→ EXTRACT PROVIDED:
————————

There is a book available on Amazon, Lies My Teacher Told Me, by James Loewen.
http://www.amazon.com/Lies-My-Teacher-Told-Everything/dp/0743296281/ref=sr_1_1?ie=UTF8&qid=1448575323&sr=8-1&keywords=the+lies+my+teacher+told+me
The book's main point is that a vast amount of American history which American children are taught in primary and secondary school is "cleansed," for propaganda and other purposes, such as catering to race and religious prejudices.
One of the victims of those prejudices is the Amerindian Squanto who helped the Pilgrims at Plymouth after they disembarked from the Mayflower.
The Pilgrims arrived in the Mayflower off Cape Cod at exactly the wrong time of the year, on November 9, 1620, just as Winter -- one of the coldest, most vicious Winters on record in New England -- was setting in.
After an initial failed attempt to sail farther south, against contrary strong winds and currents, to Virginia, Mayflower Master Christopher Jones turned about and anchored in Cape Cod Bay. The occupants of the Mayflower, being sick of life at sea and so somewhat rebellious, organized the settlers by drafting, and then having the men sign, the famous Mayflower Compact -- three of them, John Alden, William Mullins, and Thomas Rogers, the lineal ancestors of me and of my siblings through our mother.

————————

→ DATASET EXTRACT:

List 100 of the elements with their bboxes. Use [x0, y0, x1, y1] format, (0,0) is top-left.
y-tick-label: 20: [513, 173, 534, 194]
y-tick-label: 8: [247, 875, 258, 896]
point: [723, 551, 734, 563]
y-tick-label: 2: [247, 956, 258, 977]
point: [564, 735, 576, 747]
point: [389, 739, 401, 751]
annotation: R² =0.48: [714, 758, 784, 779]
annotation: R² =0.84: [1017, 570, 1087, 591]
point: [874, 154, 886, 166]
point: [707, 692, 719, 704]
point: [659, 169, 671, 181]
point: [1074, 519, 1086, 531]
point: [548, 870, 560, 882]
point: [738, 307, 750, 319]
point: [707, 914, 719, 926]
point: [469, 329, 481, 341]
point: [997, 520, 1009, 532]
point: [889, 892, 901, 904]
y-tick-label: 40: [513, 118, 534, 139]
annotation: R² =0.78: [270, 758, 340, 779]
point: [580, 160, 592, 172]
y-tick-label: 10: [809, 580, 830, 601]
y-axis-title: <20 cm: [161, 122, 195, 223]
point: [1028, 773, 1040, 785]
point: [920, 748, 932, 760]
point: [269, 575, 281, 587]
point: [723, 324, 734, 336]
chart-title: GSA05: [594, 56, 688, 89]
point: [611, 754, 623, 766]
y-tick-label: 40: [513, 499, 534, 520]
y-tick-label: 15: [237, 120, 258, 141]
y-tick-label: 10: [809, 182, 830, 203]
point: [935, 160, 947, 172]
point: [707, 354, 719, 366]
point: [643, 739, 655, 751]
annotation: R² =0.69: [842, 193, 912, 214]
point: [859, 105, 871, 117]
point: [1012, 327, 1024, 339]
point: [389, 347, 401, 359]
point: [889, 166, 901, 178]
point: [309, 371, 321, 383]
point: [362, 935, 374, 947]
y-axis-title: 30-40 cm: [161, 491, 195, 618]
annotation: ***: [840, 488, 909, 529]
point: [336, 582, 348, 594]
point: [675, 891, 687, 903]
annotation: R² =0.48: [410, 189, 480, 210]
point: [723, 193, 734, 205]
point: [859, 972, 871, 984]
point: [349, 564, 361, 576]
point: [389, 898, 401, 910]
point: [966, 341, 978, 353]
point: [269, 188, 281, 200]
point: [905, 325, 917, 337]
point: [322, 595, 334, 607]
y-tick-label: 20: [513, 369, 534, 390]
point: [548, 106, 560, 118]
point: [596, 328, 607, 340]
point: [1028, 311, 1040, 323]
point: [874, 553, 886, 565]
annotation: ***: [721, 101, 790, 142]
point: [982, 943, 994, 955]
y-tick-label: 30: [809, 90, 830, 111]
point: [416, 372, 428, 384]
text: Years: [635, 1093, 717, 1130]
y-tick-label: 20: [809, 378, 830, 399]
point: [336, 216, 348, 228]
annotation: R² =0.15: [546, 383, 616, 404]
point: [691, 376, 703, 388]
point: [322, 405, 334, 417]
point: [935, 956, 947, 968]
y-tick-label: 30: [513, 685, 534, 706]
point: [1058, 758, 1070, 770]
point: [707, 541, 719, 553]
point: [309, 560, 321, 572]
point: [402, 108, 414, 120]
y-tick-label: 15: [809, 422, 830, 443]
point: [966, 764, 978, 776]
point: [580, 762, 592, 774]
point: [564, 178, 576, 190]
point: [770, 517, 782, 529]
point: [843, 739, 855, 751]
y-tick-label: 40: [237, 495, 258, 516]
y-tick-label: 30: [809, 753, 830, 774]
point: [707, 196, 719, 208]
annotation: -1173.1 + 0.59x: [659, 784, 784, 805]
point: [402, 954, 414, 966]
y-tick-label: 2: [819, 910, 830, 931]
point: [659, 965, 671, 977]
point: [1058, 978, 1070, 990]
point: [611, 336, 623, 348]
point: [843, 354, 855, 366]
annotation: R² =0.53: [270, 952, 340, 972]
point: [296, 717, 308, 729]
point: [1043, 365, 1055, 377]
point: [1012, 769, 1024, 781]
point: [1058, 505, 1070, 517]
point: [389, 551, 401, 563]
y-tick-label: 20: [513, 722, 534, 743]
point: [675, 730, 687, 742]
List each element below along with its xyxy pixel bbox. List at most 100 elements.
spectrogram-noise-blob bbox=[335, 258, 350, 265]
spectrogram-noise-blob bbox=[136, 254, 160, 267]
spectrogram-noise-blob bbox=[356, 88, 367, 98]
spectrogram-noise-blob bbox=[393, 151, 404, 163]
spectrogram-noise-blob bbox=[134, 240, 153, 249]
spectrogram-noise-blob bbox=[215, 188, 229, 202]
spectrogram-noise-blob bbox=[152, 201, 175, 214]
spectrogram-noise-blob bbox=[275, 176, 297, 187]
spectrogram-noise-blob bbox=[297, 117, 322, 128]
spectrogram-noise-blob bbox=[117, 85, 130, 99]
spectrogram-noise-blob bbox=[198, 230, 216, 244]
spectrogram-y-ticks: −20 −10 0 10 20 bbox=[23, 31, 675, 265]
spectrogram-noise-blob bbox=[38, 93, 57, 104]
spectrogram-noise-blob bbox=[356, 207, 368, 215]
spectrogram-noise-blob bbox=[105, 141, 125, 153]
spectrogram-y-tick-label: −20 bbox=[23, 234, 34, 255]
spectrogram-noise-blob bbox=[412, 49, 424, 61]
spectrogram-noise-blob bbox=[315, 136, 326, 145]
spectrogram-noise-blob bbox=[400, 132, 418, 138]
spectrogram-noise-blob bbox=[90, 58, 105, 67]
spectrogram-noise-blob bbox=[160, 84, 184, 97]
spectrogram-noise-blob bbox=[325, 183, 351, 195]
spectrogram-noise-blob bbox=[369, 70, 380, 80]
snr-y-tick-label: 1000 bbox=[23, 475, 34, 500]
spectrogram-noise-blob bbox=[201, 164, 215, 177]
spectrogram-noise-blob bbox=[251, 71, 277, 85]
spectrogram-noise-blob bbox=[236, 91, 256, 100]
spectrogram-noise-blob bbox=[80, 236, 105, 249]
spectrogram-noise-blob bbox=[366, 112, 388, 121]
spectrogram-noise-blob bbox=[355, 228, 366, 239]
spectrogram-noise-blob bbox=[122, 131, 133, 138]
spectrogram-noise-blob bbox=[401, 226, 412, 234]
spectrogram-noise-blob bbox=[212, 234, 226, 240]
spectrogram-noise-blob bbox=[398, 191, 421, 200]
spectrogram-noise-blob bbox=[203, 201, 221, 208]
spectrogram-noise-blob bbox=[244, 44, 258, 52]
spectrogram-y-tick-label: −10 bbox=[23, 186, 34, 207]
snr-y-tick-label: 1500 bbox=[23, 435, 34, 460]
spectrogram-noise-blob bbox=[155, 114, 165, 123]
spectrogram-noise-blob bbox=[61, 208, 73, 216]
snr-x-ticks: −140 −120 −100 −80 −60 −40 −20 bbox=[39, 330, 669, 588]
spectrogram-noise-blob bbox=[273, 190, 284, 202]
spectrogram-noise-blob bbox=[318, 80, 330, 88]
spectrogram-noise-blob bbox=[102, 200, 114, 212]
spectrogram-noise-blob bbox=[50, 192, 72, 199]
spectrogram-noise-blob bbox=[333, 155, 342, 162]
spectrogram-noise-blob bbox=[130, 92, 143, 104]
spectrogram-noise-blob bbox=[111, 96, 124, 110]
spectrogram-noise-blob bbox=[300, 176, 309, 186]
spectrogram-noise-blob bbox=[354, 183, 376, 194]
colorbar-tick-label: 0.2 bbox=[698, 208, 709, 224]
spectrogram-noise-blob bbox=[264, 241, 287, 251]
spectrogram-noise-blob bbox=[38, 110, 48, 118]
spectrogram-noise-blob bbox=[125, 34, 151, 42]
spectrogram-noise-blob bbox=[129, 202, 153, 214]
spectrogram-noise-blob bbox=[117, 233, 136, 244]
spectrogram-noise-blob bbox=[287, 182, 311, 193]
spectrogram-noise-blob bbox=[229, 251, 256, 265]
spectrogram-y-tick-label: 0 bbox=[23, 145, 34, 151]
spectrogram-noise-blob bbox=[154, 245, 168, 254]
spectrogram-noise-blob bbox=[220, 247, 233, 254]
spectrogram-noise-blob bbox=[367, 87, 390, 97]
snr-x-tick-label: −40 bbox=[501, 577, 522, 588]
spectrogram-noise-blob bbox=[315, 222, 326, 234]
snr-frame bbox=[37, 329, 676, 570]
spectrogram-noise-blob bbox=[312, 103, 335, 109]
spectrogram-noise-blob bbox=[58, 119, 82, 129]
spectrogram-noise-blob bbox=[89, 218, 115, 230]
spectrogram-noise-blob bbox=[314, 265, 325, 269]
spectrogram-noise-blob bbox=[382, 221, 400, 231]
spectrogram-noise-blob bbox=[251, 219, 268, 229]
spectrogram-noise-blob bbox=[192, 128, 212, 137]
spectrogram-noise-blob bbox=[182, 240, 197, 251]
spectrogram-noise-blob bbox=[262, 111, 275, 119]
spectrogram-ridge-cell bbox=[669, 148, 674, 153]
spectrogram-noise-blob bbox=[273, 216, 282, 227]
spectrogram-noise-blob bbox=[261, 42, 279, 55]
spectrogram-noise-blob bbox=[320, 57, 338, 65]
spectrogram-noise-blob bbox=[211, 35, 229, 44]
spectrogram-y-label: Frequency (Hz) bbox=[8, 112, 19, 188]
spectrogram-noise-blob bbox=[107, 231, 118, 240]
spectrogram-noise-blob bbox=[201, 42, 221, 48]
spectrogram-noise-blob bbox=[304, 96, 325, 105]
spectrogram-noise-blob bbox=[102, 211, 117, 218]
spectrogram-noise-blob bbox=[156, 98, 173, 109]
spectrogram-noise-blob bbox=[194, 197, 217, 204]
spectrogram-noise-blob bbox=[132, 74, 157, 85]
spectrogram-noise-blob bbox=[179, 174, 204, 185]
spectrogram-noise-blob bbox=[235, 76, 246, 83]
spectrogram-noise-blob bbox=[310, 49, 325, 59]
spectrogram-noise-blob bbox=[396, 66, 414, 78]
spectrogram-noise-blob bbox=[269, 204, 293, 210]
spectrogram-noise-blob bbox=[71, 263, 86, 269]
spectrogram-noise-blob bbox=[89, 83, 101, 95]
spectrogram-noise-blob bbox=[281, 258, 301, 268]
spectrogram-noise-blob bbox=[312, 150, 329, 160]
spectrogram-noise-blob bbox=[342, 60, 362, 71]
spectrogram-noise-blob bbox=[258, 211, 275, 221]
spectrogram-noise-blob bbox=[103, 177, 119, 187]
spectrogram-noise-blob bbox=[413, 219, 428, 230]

————————

→ INSTRUCTIONS:
A: Name every individual person mentioned by name in the passage about the Pilgrims.
B: According to the passage about the Pilgrims, on what date did the Mayflower arrive off Cape Cod?
Answer from the passage about the Pilgrims only, not from the records.

→ SOLUTIONS FOR EACH TASK:
A: James Loewen, Squanto, Christopher Jones, John Alden, William Mullins, Thomas Rogers

B: November 9, 1620